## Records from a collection
■ ■ ■

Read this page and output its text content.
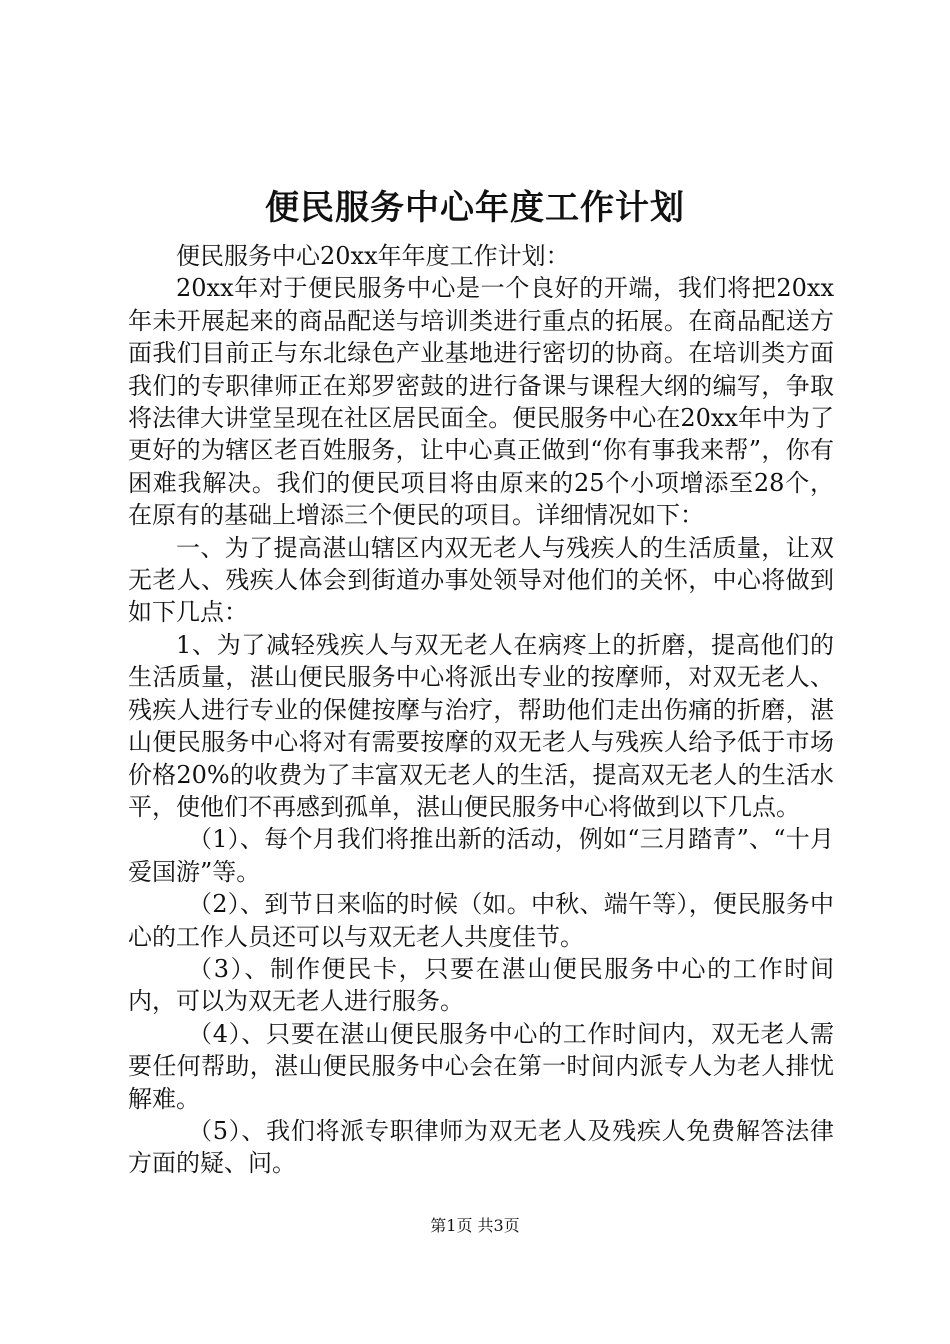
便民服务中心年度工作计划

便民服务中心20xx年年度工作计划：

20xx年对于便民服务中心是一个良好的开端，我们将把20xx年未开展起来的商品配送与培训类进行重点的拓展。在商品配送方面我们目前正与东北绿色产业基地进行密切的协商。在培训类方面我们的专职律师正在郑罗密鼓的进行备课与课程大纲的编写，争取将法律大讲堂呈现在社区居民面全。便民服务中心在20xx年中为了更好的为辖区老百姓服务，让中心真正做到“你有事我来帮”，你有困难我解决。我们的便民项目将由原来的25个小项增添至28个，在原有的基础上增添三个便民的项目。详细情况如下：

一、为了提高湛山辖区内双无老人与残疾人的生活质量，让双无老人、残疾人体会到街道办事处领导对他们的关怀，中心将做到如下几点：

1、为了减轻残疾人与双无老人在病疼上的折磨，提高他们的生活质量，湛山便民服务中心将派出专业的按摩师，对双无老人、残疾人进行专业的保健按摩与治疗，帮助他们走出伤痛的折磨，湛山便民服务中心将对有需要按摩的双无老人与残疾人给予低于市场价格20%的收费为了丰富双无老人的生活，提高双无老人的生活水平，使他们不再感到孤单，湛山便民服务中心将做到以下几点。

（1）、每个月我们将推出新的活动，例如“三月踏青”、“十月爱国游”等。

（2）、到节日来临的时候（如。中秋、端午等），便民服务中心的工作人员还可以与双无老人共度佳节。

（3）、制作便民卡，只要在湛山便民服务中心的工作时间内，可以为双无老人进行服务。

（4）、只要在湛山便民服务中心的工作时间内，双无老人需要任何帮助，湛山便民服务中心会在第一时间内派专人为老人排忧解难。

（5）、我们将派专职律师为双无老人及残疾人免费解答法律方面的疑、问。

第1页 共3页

■ ■ ■

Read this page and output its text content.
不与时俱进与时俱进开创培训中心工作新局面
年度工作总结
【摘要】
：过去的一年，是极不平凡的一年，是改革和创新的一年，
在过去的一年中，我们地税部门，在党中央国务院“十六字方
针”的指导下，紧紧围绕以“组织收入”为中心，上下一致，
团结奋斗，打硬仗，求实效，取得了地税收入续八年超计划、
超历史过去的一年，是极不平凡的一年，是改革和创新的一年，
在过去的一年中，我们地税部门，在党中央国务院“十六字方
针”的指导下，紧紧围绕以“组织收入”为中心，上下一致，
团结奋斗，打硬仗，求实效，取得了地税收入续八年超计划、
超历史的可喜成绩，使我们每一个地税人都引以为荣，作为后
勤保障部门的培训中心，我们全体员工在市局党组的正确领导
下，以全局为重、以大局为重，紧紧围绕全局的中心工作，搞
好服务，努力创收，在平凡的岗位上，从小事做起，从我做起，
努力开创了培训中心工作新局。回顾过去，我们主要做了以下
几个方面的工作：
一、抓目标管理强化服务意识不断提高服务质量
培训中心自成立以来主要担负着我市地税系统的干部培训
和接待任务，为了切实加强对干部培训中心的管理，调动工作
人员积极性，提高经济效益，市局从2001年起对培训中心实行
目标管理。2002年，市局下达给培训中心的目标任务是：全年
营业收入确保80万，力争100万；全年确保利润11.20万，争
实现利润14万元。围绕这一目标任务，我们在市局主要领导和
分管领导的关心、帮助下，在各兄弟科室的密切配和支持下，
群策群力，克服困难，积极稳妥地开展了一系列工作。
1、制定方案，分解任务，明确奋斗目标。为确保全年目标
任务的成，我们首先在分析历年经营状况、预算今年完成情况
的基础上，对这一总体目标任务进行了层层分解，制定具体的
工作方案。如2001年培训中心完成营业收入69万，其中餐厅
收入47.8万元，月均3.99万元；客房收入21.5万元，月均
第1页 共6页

■ ■ ■

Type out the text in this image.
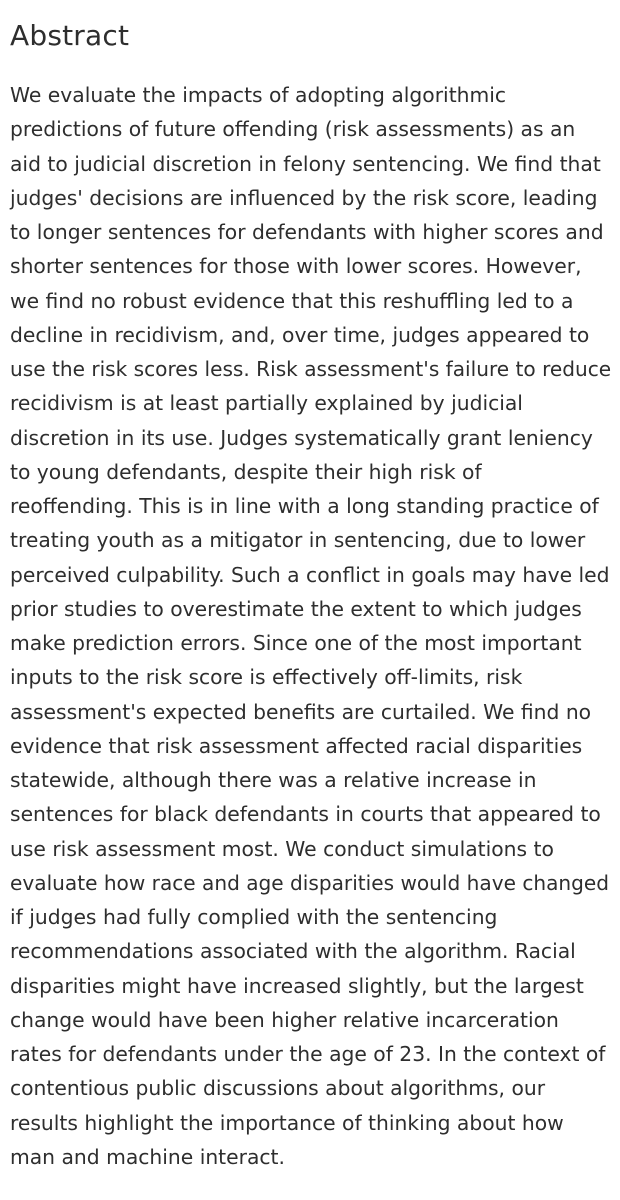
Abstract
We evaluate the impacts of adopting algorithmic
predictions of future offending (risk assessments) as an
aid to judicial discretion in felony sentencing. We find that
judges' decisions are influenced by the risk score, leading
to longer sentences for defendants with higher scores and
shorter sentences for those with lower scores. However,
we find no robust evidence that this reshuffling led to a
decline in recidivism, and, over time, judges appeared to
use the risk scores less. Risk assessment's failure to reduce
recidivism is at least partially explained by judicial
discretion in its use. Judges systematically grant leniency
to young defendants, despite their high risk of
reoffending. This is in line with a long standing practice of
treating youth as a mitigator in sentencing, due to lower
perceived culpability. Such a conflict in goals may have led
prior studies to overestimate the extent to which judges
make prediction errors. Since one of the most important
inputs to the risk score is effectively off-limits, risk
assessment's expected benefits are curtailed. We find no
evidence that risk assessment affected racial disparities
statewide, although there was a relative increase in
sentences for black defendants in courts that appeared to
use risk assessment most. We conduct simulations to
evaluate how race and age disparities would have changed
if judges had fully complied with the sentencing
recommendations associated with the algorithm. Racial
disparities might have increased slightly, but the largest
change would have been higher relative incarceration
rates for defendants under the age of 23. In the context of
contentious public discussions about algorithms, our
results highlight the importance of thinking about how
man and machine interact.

■ ■ ■

## EXERCISE
Check each line of the data above for the string "about" and report only how many lines have it.

## RIGHT ANSWER
2